Goal of the exercise:
Count the lines that hold the string "content". Reply with the number alone.

-------- Task input

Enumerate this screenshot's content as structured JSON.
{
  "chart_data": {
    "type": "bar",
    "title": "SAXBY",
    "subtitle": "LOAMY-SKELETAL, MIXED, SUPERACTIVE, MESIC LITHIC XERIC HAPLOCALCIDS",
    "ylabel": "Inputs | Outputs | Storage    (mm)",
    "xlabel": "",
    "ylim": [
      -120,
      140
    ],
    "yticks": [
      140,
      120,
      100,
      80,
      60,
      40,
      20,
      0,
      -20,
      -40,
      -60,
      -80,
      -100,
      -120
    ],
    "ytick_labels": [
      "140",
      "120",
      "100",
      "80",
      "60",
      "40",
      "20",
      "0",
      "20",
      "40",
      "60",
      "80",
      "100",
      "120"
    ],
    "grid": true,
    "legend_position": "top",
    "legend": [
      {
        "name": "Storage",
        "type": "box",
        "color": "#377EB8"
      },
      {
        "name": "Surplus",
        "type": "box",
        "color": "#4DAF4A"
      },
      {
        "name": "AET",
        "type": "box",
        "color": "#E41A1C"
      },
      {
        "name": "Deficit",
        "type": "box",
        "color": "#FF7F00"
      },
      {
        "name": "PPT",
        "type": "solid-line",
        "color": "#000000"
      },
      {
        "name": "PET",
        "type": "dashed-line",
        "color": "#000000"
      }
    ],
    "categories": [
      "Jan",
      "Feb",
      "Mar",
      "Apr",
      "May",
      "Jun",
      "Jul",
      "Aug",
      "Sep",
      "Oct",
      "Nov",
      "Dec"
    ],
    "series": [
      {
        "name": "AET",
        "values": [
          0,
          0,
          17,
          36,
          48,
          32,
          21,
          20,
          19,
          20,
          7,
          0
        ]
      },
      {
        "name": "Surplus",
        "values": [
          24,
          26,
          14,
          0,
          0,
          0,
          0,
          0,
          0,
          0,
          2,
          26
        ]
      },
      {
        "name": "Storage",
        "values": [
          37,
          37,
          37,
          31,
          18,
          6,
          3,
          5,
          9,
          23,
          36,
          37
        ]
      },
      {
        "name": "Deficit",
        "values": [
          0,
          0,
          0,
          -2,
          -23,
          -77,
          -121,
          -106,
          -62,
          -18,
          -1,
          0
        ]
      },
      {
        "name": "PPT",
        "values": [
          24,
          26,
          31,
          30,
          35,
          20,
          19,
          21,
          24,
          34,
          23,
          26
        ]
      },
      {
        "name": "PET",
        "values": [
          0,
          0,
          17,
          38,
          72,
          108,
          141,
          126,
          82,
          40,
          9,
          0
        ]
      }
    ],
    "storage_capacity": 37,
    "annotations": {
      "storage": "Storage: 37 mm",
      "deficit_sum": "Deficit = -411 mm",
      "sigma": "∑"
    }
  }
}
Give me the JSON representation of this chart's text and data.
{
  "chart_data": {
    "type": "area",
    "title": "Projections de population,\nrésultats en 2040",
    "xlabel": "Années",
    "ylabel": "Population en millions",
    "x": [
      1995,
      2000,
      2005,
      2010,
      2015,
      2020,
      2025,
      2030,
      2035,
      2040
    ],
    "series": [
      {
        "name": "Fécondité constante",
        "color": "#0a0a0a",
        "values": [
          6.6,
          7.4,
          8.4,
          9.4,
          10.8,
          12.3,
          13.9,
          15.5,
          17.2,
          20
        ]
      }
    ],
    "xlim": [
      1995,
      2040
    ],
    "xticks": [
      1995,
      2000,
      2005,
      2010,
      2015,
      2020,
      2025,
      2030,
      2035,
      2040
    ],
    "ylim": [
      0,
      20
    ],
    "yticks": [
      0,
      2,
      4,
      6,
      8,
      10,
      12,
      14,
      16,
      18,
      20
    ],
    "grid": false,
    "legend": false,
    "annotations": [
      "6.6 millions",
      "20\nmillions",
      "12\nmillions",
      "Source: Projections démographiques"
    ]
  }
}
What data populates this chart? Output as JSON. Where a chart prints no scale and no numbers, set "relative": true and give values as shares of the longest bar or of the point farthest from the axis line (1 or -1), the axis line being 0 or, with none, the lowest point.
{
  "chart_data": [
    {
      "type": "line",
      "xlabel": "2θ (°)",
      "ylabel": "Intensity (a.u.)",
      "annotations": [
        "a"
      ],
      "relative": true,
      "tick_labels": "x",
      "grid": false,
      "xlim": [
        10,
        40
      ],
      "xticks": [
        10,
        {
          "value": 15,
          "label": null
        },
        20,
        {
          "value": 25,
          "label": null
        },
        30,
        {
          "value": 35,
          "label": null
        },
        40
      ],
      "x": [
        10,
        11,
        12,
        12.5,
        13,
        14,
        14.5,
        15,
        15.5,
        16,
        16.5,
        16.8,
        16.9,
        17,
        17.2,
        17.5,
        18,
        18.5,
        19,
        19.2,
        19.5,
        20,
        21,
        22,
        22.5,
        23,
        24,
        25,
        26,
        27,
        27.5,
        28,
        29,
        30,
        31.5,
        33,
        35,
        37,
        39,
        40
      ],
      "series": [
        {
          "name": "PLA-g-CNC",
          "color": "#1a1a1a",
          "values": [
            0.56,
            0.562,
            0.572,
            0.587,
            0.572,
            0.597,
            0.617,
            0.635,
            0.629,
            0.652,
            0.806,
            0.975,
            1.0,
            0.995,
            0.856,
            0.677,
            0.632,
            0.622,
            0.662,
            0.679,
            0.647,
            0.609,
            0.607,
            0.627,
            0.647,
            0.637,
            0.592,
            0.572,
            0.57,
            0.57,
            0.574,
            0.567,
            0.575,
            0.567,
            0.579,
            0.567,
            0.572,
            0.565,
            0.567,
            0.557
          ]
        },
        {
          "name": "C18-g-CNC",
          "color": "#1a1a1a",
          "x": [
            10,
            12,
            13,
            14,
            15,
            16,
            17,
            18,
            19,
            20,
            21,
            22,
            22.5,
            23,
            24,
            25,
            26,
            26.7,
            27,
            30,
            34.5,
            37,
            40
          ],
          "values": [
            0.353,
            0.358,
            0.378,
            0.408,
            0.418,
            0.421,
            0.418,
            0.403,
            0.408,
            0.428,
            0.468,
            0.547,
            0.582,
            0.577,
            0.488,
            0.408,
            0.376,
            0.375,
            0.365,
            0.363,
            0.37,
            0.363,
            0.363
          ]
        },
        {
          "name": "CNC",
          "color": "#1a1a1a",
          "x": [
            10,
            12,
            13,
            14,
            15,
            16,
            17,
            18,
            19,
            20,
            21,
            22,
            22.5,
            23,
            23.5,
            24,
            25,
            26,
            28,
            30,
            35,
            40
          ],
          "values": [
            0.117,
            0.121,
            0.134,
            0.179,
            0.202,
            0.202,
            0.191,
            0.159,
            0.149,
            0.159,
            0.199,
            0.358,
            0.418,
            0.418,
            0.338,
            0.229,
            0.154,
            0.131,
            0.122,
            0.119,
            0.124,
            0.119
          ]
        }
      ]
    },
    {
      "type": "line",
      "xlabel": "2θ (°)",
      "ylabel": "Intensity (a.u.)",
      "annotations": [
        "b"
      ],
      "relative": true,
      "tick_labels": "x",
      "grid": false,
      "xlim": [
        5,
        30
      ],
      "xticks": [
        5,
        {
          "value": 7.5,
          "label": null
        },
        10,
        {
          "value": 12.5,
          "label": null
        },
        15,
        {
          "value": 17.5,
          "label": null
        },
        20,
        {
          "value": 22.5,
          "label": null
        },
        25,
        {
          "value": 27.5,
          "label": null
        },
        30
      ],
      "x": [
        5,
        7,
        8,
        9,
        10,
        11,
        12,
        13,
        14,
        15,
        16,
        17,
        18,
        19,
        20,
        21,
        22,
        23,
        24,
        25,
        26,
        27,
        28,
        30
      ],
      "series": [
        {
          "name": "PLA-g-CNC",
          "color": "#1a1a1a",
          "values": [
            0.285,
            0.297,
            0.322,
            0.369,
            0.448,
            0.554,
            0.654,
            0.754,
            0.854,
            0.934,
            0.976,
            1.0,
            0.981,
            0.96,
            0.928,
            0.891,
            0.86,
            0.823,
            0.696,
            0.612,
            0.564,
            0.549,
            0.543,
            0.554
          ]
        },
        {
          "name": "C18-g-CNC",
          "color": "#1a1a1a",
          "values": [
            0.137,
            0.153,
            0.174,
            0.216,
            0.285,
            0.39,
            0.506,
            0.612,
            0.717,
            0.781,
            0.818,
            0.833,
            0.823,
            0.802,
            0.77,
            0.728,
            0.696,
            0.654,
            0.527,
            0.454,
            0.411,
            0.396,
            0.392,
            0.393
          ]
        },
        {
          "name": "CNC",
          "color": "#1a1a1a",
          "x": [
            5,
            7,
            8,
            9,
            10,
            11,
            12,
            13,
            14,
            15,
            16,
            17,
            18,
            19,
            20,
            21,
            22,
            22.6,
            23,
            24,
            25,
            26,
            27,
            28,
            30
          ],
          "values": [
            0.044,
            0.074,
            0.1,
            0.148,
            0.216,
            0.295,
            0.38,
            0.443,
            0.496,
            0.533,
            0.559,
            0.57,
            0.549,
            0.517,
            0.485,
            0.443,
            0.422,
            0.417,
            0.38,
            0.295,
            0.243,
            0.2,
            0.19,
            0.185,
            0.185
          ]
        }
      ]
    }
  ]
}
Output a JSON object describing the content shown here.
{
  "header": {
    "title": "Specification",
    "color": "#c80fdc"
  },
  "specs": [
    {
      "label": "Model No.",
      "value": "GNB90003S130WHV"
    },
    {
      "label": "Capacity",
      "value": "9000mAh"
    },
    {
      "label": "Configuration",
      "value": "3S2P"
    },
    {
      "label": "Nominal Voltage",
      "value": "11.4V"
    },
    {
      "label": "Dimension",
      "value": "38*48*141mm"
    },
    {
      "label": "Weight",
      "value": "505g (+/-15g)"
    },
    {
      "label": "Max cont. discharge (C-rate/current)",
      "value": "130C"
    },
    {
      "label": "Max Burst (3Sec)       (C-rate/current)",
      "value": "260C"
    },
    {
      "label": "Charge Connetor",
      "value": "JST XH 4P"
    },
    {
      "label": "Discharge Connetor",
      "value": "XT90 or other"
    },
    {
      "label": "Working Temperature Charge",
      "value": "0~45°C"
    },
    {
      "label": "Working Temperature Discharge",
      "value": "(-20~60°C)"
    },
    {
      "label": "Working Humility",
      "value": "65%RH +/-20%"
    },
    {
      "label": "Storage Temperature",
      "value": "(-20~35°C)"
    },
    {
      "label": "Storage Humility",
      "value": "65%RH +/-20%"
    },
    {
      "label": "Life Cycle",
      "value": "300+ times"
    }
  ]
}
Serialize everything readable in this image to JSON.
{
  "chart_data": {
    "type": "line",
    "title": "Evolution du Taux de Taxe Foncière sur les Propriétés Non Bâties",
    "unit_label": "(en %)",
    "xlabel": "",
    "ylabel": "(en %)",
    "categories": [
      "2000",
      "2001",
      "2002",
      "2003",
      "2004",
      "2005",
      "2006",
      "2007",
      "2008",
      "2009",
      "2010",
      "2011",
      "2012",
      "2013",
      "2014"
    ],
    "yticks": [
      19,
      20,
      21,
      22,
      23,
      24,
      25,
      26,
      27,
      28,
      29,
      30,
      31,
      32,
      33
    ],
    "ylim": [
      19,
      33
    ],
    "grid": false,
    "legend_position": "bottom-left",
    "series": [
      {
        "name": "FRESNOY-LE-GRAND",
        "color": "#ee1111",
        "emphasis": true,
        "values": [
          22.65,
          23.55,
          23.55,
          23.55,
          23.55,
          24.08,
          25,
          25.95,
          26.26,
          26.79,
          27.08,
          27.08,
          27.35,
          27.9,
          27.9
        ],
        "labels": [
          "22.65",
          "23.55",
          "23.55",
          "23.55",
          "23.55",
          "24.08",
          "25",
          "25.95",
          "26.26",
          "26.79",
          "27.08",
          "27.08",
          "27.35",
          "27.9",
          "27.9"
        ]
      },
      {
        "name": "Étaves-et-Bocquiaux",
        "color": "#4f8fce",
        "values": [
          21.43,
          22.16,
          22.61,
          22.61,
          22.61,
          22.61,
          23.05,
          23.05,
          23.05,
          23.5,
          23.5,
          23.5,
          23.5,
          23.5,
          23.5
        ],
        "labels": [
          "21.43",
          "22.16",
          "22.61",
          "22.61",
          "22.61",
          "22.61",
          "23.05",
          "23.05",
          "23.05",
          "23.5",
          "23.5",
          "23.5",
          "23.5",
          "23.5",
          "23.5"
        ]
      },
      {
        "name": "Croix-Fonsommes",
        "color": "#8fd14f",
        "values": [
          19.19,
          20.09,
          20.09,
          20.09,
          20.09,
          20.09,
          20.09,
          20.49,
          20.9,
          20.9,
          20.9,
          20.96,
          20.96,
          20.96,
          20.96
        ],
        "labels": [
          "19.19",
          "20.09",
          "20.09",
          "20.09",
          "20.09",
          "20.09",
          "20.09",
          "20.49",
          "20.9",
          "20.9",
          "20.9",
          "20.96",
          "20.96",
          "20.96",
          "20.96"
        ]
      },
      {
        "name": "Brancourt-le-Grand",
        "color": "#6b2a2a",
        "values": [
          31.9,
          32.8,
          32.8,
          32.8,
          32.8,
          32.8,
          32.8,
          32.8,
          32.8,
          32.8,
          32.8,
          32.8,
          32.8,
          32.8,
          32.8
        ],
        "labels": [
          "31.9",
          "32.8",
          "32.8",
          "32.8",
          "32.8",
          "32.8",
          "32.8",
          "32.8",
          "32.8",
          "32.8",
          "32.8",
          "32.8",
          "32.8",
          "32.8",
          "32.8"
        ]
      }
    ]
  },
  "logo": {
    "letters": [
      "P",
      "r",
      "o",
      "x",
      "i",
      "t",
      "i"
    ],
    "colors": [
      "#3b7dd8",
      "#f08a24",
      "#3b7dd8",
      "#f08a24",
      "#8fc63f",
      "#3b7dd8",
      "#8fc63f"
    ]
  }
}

----------------

Output:
2